Given problem
Repeat, exactly and completely, the entries shown underneath.

#### Listing

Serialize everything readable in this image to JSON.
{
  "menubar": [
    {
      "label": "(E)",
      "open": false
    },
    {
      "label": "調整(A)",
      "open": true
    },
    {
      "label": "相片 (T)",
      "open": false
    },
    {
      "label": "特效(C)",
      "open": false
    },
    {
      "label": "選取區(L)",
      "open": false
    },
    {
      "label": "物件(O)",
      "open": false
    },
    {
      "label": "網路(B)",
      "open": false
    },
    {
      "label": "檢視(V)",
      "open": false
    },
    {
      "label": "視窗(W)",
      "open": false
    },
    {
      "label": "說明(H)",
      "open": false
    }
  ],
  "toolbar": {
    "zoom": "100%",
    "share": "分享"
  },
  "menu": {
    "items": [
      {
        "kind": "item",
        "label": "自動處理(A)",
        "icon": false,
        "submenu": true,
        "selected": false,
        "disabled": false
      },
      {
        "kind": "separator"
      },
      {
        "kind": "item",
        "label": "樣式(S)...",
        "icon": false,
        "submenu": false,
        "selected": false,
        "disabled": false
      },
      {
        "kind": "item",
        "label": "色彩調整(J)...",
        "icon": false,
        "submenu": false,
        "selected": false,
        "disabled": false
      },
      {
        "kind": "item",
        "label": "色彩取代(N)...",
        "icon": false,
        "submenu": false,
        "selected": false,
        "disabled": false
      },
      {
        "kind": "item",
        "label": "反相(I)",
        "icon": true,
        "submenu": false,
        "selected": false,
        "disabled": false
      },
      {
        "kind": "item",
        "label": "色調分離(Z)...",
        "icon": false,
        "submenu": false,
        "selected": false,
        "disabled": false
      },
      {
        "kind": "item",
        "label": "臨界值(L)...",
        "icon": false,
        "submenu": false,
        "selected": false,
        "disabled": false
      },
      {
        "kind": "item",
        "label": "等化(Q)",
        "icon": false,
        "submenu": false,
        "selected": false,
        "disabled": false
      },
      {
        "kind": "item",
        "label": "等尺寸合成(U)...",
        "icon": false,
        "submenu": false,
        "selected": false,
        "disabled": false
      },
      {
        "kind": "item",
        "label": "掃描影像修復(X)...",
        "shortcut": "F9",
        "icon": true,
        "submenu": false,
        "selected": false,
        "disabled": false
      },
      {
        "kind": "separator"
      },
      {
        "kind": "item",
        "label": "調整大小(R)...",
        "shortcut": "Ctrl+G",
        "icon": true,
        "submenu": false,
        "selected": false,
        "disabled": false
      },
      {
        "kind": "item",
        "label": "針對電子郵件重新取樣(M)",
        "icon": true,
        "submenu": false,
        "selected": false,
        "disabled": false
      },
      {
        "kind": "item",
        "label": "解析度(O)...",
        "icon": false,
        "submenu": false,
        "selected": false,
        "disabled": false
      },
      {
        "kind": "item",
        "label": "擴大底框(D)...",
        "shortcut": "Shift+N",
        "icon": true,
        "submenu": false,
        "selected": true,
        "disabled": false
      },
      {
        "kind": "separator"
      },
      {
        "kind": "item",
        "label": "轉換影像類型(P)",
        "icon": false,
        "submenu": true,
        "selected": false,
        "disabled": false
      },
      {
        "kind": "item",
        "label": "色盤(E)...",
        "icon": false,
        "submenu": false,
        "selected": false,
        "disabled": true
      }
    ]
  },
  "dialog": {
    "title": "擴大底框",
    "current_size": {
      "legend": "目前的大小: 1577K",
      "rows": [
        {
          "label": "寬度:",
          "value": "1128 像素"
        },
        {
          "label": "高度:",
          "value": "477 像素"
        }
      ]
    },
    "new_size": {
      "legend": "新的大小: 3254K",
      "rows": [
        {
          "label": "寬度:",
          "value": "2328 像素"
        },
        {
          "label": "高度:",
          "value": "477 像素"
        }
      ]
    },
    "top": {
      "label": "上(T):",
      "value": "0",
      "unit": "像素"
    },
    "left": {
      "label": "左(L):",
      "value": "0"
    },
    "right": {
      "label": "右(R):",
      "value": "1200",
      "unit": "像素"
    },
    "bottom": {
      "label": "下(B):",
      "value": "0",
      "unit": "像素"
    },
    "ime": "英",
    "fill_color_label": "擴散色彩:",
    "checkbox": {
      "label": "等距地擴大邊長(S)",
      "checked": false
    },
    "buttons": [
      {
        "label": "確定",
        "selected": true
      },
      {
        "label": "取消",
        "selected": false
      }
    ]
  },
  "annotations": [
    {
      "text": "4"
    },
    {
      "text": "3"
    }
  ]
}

########

Completed task
Serialize everything readable in this image to JSON.
{
  "menubar": [
    {
      "label": "(E)",
      "open": false
    },
    {
      "label": "調整(A)",
      "open": true
    },
    {
      "label": "相片 (T)",
      "open": false
    },
    {
      "label": "特效(C)",
      "open": false
    },
    {
      "label": "選取區(L)",
      "open": false
    },
    {
      "label": "物件(O)",
      "open": false
    },
    {
      "label": "網路(B)",
      "open": false
    },
    {
      "label": "檢視(V)",
      "open": false
    },
    {
      "label": "視窗(W)",
      "open": false
    },
    {
      "label": "說明(H)",
      "open": false
    }
  ],
  "toolbar": {
    "zoom": "100%",
    "share": "分享"
  },
  "menu": {
    "items": [
      {
        "kind": "item",
        "label": "自動處理(A)",
        "icon": false,
        "submenu": true,
        "selected": false,
        "disabled": false
      },
      {
        "kind": "separator"
      },
      {
        "kind": "item",
        "label": "樣式(S)...",
        "icon": false,
        "submenu": false,
        "selected": false,
        "disabled": false
      },
      {
        "kind": "item",
        "label": "色彩調整(J)...",
        "icon": false,
        "submenu": false,
        "selected": false,
        "disabled": false
      },
      {
        "kind": "item",
        "label": "色彩取代(N)...",
        "icon": false,
        "submenu": false,
        "selected": false,
        "disabled": false
      },
      {
        "kind": "item",
        "label": "反相(I)",
        "icon": true,
        "submenu": false,
        "selected": false,
        "disabled": false
      },
      {
        "kind": "item",
        "label": "色調分離(Z)...",
        "icon": false,
        "submenu": false,
        "selected": false,
        "disabled": false
      },
      {
        "kind": "item",
        "label": "臨界值(L)...",
        "icon": false,
        "submenu": false,
        "selected": false,
        "disabled": false
      },
      {
        "kind": "item",
        "label": "等化(Q)",
        "icon": false,
        "submenu": false,
        "selected": false,
        "disabled": false
      },
      {
        "kind": "item",
        "label": "等尺寸合成(U)...",
        "icon": false,
        "submenu": false,
        "selected": false,
        "disabled": false
      },
      {
        "kind": "item",
        "label": "掃描影像修復(X)...",
        "shortcut": "F9",
        "icon": true,
        "submenu": false,
        "selected": false,
        "disabled": false
      },
      {
        "kind": "separator"
      },
      {
        "kind": "item",
        "label": "調整大小(R)...",
        "shortcut": "Ctrl+G",
        "icon": true,
        "submenu": false,
        "selected": false,
        "disabled": false
      },
      {
        "kind": "item",
        "label": "針對電子郵件重新取樣(M)",
        "icon": true,
        "submenu": false,
        "selected": false,
        "disabled": false
      },
      {
        "kind": "item",
        "label": "解析度(O)...",
        "icon": false,
        "submenu": false,
        "selected": false,
        "disabled": false
      },
      {
        "kind": "item",
        "label": "擴大底框(D)...",
        "shortcut": "Shift+N",
        "icon": true,
        "submenu": false,
        "selected": true,
        "disabled": false
      },
      {
        "kind": "separator"
      },
      {
        "kind": "item",
        "label": "轉換影像類型(P)",
        "icon": false,
        "submenu": true,
        "selected": false,
        "disabled": false
      },
      {
        "kind": "item",
        "label": "色盤(E)...",
        "icon": false,
        "submenu": false,
        "selected": false,
        "disabled": true
      }
    ]
  },
  "dialog": {
    "title": "擴大底框",
    "current_size": {
      "legend": "目前的大小: 1577K",
      "rows": [
        {
          "label": "寬度:",
          "value": "1128 像素"
        },
        {
          "label": "高度:",
          "value": "477 像素"
        }
      ]
    },
    "new_size": {
      "legend": "新的大小: 3254K",
      "rows": [
        {
          "label": "寬度:",
          "value": "2328 像素"
        },
        {
          "label": "高度:",
          "value": "477 像素"
        }
      ]
    },
    "top": {
      "label": "上(T):",
      "value": "0",
      "unit": "像素"
    },
    "left": {
      "label": "左(L):",
      "value": "0"
    },
    "right": {
      "label": "右(R):",
      "value": "1200",
      "unit": "像素"
    },
    "bottom": {
      "label": "下(B):",
      "value": "0",
      "unit": "像素"
    },
    "ime": "英",
    "fill_color_label": "擴散色彩:",
    "checkbox": {
      "label": "等距地擴大邊長(S)",
      "checked": false
    },
    "buttons": [
      {
        "label": "確定",
        "selected": true
      },
      {
        "label": "取消",
        "selected": false
      }
    ]
  },
  "annotations": [
    {
      "text": "4"
    },
    {
      "text": "3"
    }
  ]
}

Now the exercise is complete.